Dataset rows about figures
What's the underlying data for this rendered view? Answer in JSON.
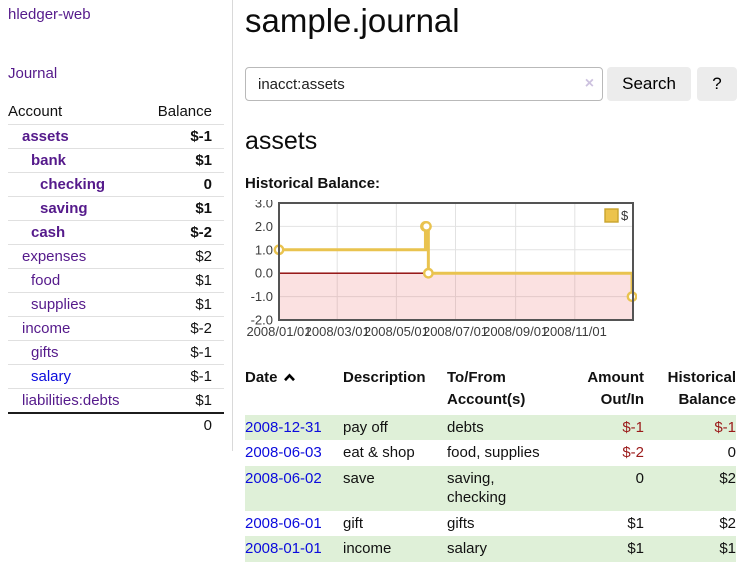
{
  "sidebar": {
    "brand": "hledger-web",
    "journal_link": "Journal",
    "accounts_table": {
      "headers": [
        "Account",
        "Balance"
      ],
      "rows": [
        {
          "name": "assets",
          "indent": 1,
          "bold": true,
          "balance": "$-1",
          "balance_class": "neg-strong",
          "link_style": "visited"
        },
        {
          "name": "bank",
          "indent": 2,
          "bold": true,
          "balance": "$1",
          "balance_class": "",
          "link_style": "visited"
        },
        {
          "name": "checking",
          "indent": 3,
          "bold": true,
          "balance": "0",
          "balance_class": "",
          "link_style": "visited"
        },
        {
          "name": "saving",
          "indent": 3,
          "bold": true,
          "balance": "$1",
          "balance_class": "",
          "link_style": "visited"
        },
        {
          "name": "cash",
          "indent": 2,
          "bold": true,
          "balance": "$-2",
          "balance_class": "neg-strong",
          "link_style": "visited"
        },
        {
          "name": "expenses",
          "indent": 1,
          "bold": false,
          "balance": "$2",
          "balance_class": "",
          "link_style": "visited"
        },
        {
          "name": "food",
          "indent": 2,
          "bold": false,
          "balance": "$1",
          "balance_class": "",
          "link_style": "visited"
        },
        {
          "name": "supplies",
          "indent": 2,
          "bold": false,
          "balance": "$1",
          "balance_class": "",
          "link_style": "visited"
        },
        {
          "name": "income",
          "indent": 1,
          "bold": false,
          "balance": "$-2",
          "balance_class": "neg-soft",
          "link_style": "visited"
        },
        {
          "name": "gifts",
          "indent": 2,
          "bold": false,
          "balance": "$-1",
          "balance_class": "neg-soft",
          "link_style": "visited"
        },
        {
          "name": "salary",
          "indent": 2,
          "bold": false,
          "balance": "$-1",
          "balance_class": "neg-soft",
          "link_style": "unvisited"
        },
        {
          "name": "liabilities:debts",
          "indent": 1,
          "bold": false,
          "balance": "$1",
          "balance_class": "",
          "link_style": "visited"
        }
      ],
      "total": "0"
    }
  },
  "main": {
    "title": "sample.journal",
    "search": {
      "value": "inacct:assets",
      "clear_icon": "×",
      "button_label": "Search",
      "help_button_label": "?"
    },
    "account_heading": "assets",
    "chart_label": "Historical Balance:"
  },
  "chart_data": {
    "type": "line",
    "title": "Historical Balance:",
    "legend_position": "top-right",
    "legend": [
      {
        "label": "$",
        "color": "#ecc34c"
      }
    ],
    "grid": true,
    "y_range": [
      -2,
      3
    ],
    "y_ticks": [
      {
        "v": 3,
        "label": "3.0"
      },
      {
        "v": 2,
        "label": "2.0"
      },
      {
        "v": 1,
        "label": "1.0"
      },
      {
        "v": 0,
        "label": "0.0"
      },
      {
        "v": -1,
        "label": "-1.0"
      },
      {
        "v": -2,
        "label": "-2.0"
      }
    ],
    "x_range_days": [
      0,
      365
    ],
    "x_ticks": [
      {
        "d": 0,
        "label": "2008/01/01"
      },
      {
        "d": 60,
        "label": "2008/03/01"
      },
      {
        "d": 121,
        "label": "2008/05/01"
      },
      {
        "d": 182,
        "label": "2008/07/01"
      },
      {
        "d": 244,
        "label": "2008/09/01"
      },
      {
        "d": 305,
        "label": "2008/11/01"
      }
    ],
    "series": [
      {
        "name": "$",
        "step": true,
        "color": "#e9c34f",
        "points_day_value": [
          [
            0,
            1
          ],
          [
            151,
            2
          ],
          [
            152,
            2
          ],
          [
            154,
            0
          ],
          [
            364,
            -1
          ]
        ]
      }
    ],
    "negative_region": {
      "from": 0,
      "to": -2,
      "fill": "rgba(235,90,90,0.18)",
      "top_line_color": "#8b0000"
    }
  },
  "register": {
    "columns": [
      "Date",
      "Description",
      "To/From Account(s)",
      "Amount Out/In",
      "Historical Balance"
    ],
    "sort_icon": "chevron-up",
    "rows": [
      {
        "date": "2008-12-31",
        "description": "pay off",
        "accounts": "debts",
        "amount": "$-1",
        "amount_negative": true,
        "balance": "$-1",
        "balance_negative": true
      },
      {
        "date": "2008-06-03",
        "description": "eat & shop",
        "accounts": "food, supplies",
        "amount": "$-2",
        "amount_negative": true,
        "balance": "0",
        "balance_negative": false
      },
      {
        "date": "2008-06-02",
        "description": "save",
        "accounts": "saving, checking",
        "amount": "0",
        "amount_negative": false,
        "balance": "$2",
        "balance_negative": false
      },
      {
        "date": "2008-06-01",
        "description": "gift",
        "accounts": "gifts",
        "amount": "$1",
        "amount_negative": false,
        "balance": "$2",
        "balance_negative": false
      },
      {
        "date": "2008-01-01",
        "description": "income",
        "accounts": "salary",
        "amount": "$1",
        "amount_negative": false,
        "balance": "$1",
        "balance_negative": false
      }
    ]
  }
}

- **TASK BRIEF**:
Copy all lines of the material above where the string "checking" occurs.

- **REPLY TO THE TASK**:
          "name": "checking",
        "accounts": "saving, checking",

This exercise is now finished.